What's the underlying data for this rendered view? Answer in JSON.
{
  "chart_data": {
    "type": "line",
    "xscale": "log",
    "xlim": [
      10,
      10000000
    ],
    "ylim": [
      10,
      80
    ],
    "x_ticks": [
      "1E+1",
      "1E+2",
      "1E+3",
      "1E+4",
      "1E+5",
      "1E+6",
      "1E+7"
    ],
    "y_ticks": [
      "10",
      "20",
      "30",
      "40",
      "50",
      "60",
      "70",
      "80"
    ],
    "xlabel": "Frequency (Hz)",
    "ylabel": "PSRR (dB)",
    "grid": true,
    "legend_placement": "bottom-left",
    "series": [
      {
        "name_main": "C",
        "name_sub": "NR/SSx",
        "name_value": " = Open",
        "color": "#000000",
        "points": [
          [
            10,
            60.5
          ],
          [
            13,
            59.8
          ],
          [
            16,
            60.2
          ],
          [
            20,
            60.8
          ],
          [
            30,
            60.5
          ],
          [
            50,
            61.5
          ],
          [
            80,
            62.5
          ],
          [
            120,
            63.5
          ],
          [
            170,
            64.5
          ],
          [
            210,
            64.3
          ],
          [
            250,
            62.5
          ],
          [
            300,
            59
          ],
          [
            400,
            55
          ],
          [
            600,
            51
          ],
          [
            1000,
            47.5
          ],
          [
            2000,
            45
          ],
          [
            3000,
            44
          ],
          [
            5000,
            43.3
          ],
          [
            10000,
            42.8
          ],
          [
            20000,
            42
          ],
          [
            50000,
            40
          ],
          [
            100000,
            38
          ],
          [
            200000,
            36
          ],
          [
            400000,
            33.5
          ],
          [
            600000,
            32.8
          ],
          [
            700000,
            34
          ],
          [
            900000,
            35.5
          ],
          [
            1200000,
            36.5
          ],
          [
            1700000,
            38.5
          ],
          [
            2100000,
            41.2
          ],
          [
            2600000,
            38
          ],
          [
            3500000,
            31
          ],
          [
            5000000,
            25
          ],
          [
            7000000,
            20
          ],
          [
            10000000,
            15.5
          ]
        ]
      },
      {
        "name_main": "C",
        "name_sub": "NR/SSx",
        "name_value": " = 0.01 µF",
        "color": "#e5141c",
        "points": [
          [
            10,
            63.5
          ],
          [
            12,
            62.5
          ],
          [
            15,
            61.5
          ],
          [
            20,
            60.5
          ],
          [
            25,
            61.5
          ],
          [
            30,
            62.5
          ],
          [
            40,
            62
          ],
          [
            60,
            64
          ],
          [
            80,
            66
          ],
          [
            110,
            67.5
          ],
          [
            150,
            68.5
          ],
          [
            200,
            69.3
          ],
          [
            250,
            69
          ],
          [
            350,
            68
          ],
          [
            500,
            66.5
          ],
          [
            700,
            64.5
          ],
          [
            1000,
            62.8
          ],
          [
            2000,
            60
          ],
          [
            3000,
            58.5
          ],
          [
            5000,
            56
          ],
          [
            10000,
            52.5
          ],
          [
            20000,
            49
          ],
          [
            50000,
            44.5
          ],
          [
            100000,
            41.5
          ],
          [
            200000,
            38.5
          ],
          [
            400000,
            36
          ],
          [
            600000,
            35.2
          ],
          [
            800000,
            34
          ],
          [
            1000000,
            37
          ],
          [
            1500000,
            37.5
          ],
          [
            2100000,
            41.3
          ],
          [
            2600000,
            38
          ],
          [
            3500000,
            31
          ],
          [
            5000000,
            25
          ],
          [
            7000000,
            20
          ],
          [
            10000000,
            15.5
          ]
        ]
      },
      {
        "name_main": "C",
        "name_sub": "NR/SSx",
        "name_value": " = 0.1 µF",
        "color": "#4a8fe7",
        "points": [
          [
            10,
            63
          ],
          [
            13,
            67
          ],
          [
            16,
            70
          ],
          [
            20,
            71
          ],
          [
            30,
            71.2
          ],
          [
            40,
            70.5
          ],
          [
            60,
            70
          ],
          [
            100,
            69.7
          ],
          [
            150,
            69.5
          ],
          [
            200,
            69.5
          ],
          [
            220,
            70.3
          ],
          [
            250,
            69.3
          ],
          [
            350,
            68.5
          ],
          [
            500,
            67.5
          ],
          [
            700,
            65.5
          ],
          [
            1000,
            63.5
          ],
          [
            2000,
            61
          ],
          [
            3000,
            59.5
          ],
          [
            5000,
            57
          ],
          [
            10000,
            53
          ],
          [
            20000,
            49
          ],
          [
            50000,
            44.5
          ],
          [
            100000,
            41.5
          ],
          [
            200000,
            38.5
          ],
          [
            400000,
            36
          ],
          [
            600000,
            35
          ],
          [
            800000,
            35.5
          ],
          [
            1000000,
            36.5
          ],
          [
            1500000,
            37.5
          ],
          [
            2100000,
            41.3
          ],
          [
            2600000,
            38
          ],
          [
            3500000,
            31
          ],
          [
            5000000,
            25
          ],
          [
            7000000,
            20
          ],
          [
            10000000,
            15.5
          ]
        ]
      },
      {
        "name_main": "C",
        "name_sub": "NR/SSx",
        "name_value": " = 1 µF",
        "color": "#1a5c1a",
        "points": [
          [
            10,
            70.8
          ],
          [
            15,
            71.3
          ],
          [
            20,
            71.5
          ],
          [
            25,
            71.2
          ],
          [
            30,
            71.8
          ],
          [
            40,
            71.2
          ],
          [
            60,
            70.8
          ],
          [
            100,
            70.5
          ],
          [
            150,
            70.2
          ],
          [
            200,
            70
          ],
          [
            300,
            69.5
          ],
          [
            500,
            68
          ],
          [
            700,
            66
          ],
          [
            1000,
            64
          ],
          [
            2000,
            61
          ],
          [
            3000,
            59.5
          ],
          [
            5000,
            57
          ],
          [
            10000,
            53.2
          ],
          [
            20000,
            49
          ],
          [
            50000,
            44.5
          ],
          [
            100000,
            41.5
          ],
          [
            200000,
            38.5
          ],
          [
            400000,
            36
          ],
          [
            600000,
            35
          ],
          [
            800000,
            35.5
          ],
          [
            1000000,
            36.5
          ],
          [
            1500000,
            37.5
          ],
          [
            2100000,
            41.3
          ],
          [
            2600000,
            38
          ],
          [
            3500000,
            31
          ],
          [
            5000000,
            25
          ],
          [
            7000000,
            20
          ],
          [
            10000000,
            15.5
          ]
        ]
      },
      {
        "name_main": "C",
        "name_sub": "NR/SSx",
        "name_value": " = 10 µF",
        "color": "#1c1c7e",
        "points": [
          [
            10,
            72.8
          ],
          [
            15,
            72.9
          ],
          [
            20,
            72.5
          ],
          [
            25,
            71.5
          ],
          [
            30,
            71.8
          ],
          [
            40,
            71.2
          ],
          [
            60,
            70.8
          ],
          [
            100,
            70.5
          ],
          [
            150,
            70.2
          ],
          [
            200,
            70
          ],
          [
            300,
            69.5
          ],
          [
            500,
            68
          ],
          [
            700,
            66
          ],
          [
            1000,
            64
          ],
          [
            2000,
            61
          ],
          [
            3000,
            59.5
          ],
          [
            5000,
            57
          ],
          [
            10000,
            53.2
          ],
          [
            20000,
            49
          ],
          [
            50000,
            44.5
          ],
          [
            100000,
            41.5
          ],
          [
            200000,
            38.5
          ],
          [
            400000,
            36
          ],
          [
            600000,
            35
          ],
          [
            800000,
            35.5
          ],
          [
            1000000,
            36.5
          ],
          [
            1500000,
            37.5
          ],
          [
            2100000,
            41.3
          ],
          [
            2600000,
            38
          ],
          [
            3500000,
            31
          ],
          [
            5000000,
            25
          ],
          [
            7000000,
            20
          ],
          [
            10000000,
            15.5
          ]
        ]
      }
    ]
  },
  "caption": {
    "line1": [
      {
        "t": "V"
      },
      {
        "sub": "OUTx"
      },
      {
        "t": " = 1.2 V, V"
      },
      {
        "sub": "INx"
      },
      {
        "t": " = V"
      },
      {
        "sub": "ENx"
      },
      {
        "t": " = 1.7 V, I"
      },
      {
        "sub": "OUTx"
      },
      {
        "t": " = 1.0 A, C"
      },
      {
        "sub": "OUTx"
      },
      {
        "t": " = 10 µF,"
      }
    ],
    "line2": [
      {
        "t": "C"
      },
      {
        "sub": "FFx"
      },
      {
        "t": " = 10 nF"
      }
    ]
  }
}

## INSTRUCTIONS TO FOLLOW:
Within the material above, find the lines that contain the word "color"; copy them.

## WORKED ANSWER:
        "color": "#000000",
        "color": "#e5141c",
        "color": "#4a8fe7",
        "color": "#1a5c1a",
        "color": "#1c1c7e",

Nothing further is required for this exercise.